Rows with labeled boxes:
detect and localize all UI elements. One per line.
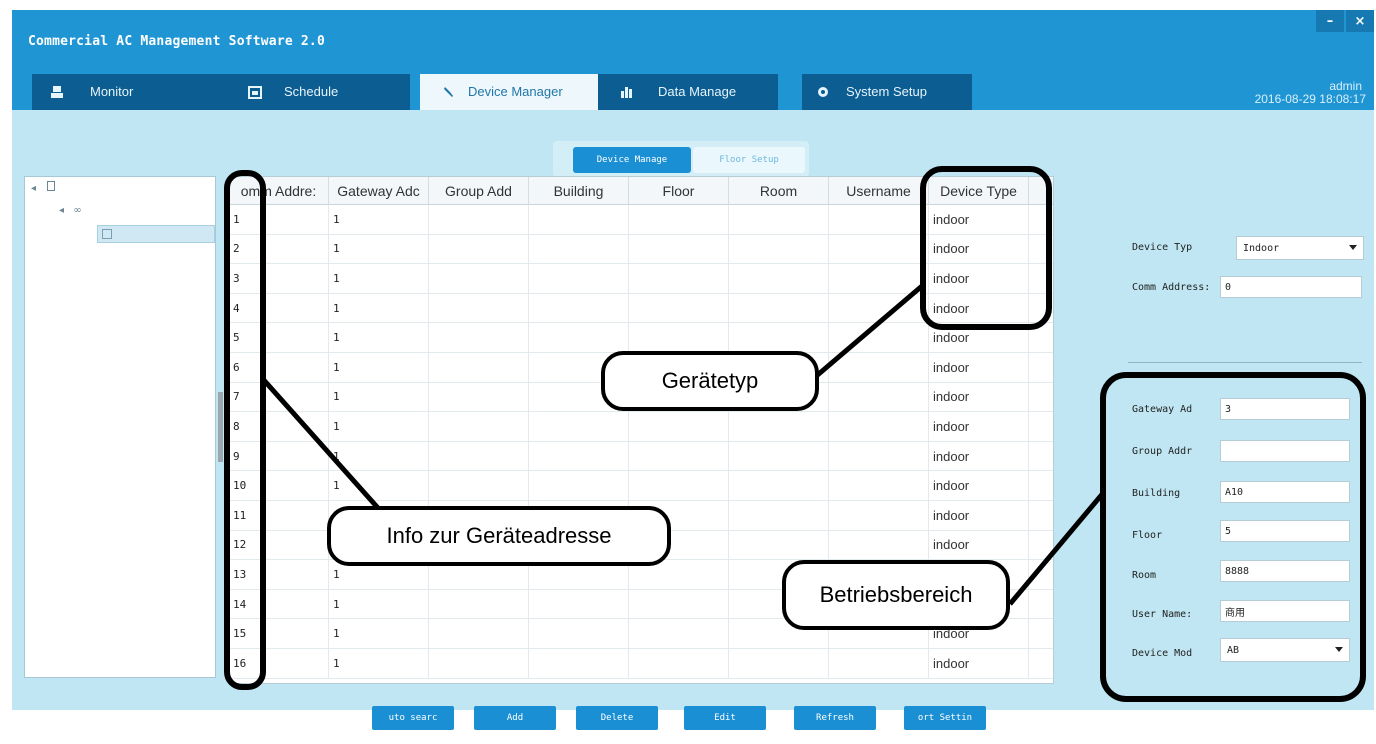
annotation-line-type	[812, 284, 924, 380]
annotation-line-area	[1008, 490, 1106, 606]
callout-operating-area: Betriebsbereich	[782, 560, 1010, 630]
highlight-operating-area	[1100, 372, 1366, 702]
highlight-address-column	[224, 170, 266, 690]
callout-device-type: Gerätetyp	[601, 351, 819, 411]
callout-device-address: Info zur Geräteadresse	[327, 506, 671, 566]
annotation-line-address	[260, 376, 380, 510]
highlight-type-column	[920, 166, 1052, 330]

=== Task ===
Render the lines of the rows above as a JSON list of strings, one string per line, with blank lines omitted. Exclude the pictures from the list.

=== Exercise result ===
[
  "detect and localize all UI elements. One per line.",
  "annotation-line-type\t[812, 284, 924, 380]",
  "annotation-line-area\t[1008, 490, 1106, 606]",
  "callout-operating-area: Betriebsbereich\t[782, 560, 1010, 630]",
  "highlight-operating-area\t[1100, 372, 1366, 702]",
  "highlight-address-column\t[224, 170, 266, 690]",
  "callout-device-type: Gerätetyp\t[601, 351, 819, 411]",
  "callout-device-address: Info zur Geräteadresse\t[327, 506, 671, 566]",
  "annotation-line-address\t[260, 376, 380, 510]",
  "highlight-type-column\t[920, 166, 1052, 330]"
]